Switch "y-tick-label" to "y-axis-tick" in the records, beginning at the line that has "x-tick-label: 1760 — [1144, 366, 1185, 385]" and stopping after the line that has "x-tick-label: 2560 — [1559, 366, 1600, 385]". Leave everything else unchanged, and give back only those lines.

Stored items from a collection
◆ ◆ ◆
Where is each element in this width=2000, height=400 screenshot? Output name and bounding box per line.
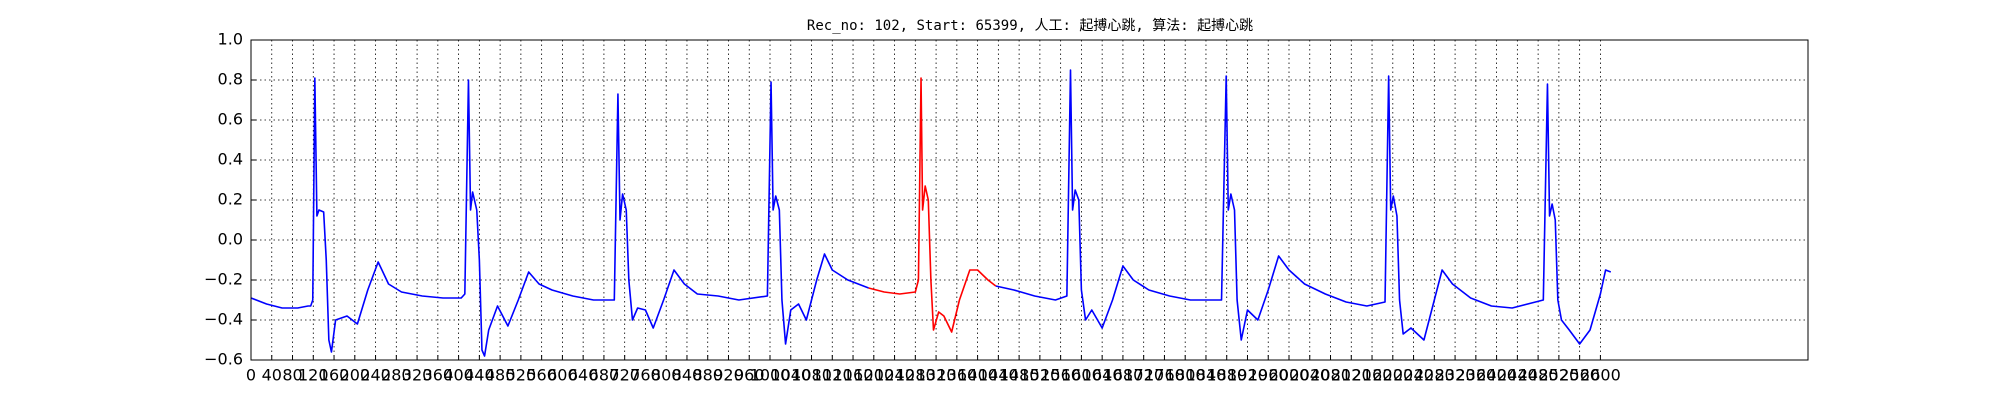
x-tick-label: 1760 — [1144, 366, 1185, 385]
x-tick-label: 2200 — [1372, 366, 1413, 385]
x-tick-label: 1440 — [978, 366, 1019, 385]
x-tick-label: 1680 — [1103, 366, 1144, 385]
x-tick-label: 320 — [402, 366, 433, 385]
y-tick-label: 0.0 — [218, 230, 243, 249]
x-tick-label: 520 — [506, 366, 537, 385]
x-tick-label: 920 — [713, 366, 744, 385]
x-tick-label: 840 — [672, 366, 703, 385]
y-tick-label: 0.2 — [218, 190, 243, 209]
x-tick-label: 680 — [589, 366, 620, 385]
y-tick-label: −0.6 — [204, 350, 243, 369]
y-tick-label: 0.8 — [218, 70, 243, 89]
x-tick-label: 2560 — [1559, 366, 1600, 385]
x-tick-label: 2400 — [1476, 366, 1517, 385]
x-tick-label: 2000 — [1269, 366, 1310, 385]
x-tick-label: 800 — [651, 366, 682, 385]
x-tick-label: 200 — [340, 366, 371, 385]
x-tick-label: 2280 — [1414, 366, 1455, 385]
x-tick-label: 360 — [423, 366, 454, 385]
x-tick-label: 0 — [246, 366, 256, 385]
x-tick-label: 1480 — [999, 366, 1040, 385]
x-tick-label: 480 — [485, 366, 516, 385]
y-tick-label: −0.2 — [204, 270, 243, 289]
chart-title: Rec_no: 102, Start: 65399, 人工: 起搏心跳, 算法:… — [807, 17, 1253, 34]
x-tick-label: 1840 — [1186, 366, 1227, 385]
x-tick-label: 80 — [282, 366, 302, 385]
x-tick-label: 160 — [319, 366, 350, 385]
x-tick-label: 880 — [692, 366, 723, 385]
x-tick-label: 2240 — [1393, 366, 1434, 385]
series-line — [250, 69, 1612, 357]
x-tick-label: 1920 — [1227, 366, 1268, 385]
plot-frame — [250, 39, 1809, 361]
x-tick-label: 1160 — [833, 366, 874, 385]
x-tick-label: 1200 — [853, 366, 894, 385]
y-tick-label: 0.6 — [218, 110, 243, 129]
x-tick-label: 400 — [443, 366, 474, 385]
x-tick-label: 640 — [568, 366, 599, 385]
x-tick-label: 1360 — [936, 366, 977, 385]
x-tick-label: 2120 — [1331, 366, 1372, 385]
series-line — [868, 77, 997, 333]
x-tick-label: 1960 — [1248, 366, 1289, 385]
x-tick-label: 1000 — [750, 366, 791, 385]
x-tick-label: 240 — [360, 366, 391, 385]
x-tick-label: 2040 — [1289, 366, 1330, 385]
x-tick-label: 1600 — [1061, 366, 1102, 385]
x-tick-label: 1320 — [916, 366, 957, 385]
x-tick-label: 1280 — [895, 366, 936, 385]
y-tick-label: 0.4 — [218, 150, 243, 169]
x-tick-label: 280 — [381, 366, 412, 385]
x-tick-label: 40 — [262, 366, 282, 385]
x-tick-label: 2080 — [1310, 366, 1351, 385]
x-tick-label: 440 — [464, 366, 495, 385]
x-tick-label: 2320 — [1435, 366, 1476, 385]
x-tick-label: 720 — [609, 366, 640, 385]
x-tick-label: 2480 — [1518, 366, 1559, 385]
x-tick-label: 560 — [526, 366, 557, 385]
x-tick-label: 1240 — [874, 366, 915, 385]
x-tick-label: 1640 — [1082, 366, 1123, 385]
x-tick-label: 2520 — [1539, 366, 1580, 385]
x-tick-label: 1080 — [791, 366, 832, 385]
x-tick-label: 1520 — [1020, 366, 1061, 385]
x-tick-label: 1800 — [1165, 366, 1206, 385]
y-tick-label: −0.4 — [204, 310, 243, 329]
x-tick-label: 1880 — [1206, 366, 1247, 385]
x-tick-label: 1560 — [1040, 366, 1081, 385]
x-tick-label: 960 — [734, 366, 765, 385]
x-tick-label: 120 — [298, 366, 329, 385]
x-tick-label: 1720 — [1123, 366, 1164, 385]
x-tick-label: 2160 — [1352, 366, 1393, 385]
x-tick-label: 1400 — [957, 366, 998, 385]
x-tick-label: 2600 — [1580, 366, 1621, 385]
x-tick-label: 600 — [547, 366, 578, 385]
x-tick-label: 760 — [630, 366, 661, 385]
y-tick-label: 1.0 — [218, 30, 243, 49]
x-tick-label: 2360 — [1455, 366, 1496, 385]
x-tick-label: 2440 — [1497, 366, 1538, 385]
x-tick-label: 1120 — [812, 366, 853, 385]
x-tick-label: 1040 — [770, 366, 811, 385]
◆ ◆ ◆
# Result:
x-tick-label: 1760 — [1144, 366, 1185, 385]
x-tick-label: 2200 — [1372, 366, 1413, 385]
x-tick-label: 1440 — [978, 366, 1019, 385]
x-tick-label: 1680 — [1103, 366, 1144, 385]
x-tick-label: 320 — [402, 366, 433, 385]
y-axis-tick: 0.0 — [218, 230, 243, 249]
x-tick-label: 520 — [506, 366, 537, 385]
x-tick-label: 920 — [713, 366, 744, 385]
x-tick-label: 840 — [672, 366, 703, 385]
y-axis-tick: 0.2 — [218, 190, 243, 209]
x-tick-label: 680 — [589, 366, 620, 385]
y-axis-tick: −0.6 — [204, 350, 243, 369]
y-axis-tick: 0.8 — [218, 70, 243, 89]
x-tick-label: 2560 — [1559, 366, 1600, 385]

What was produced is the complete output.